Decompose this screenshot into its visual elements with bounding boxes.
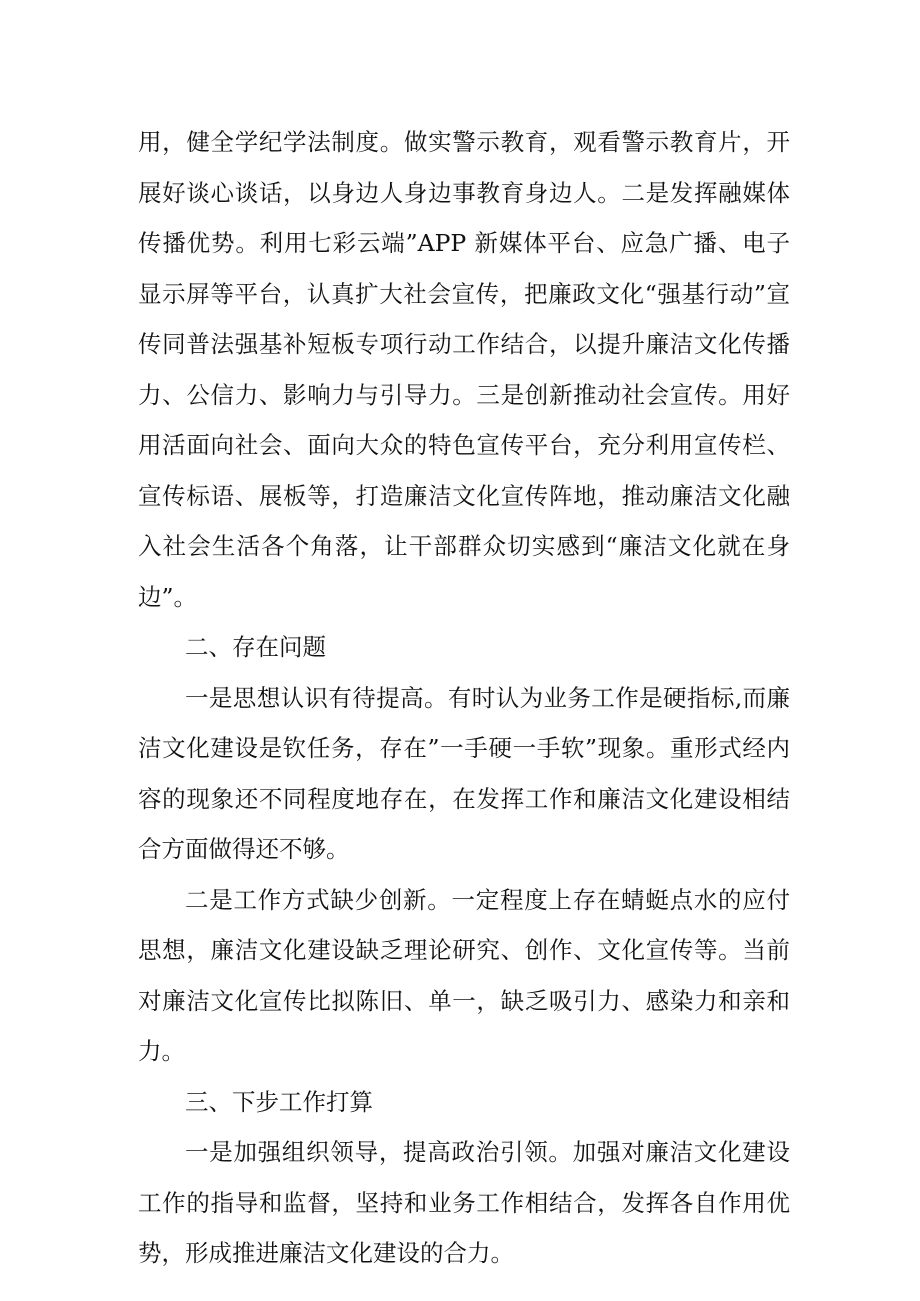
section-heading-problems: 二、存在问题 [185,633,326,661]
body-paragraph-next-step-one: 一是加强组织领导，提高政治引领。加强对廉洁文化建设工作的指导和监督，坚持和业务工作相结合，发挥各自作用优势，形成推进廉洁文化建设的合力。 [138,1138,790,1267]
document-body [138,117,790,1279]
body-paragraph-problem-two: 二是工作方式缺少创新。一定程度上存在蜻蜓点水的应付思想，廉洁文化建设缺乏理论研究、创作、文化宣传等。当前对廉洁文化宣传比拟陈旧、单一，缺乏吸引力、感染力和亲和力。 [138,885,790,1065]
body-paragraph-problem-one: 一是思想认识有待提高。有时认为业务工作是硬指标,而廉洁文化建设是钦任务，存在”一手硬一手软”现象。重形式经内容的现象还不同程度地存在，在发挥工作和廉洁文化建设相结合方面做得还不够。 [138,683,790,863]
section-heading-next-steps: 三、下步工作打算 [185,1087,373,1116]
body-paragraph-continued: 用，健全学纪学法制度。做实警示教育，观看警示教育片，开展好谈心谈话，以身边人身边事教育身边人。二是发挥融媒体传播优势。利用七彩云端”APP 新媒体平台、应急广播、电子显示屏等平台，认真扩大社会宣传，把廉政文化“强基行动”宣传同普法强基补短板专项行动工作结合，以提升廉洁文化传播力、公信力、影响力与引导力。三是创新推动社会宣传。用好用活面向社会、面向大众的特色宣传平台，充分利用宣传栏、宣传标语、展板等，打造廉洁文化宣传阵地，推动廉洁文化融入社会生活各个角落，让干部群众切实感到“廉洁文化就在身边”。 [138,128,790,611]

[Your instructions]
Reproduce every line of the records above verbatim, without the pictures.

[Exercise result]
Decompose this screenshot into its visual elements with bounding boxes.
section-heading-problems: 二、存在问题 [185,633,326,661]
body-paragraph-next-step-one: 一是加强组织领导，提高政治引领。加强对廉洁文化建设工作的指导和监督，坚持和业务工作相结合，发挥各自作用优势，形成推进廉洁文化建设的合力。 [138,1138,790,1267]
document-body [138,117,790,1279]
body-paragraph-problem-two: 二是工作方式缺少创新。一定程度上存在蜻蜓点水的应付思想，廉洁文化建设缺乏理论研究、创作、文化宣传等。当前对廉洁文化宣传比拟陈旧、单一，缺乏吸引力、感染力和亲和力。 [138,885,790,1065]
body-paragraph-problem-one: 一是思想认识有待提高。有时认为业务工作是硬指标,而廉洁文化建设是钦任务，存在”一手硬一手软”现象。重形式经内容的现象还不同程度地存在，在发挥工作和廉洁文化建设相结合方面做得还不够。 [138,683,790,863]
section-heading-next-steps: 三、下步工作打算 [185,1087,373,1116]
body-paragraph-continued: 用，健全学纪学法制度。做实警示教育，观看警示教育片，开展好谈心谈话，以身边人身边事教育身边人。二是发挥融媒体传播优势。利用七彩云端”APP 新媒体平台、应急广播、电子显示屏等平台，认真扩大社会宣传，把廉政文化“强基行动”宣传同普法强基补短板专项行动工作结合，以提升廉洁文化传播力、公信力、影响力与引导力。三是创新推动社会宣传。用好用活面向社会、面向大众的特色宣传平台，充分利用宣传栏、宣传标语、展板等，打造廉洁文化宣传阵地，推动廉洁文化融入社会生活各个角落，让干部群众切实感到“廉洁文化就在身边”。 [138,128,790,611]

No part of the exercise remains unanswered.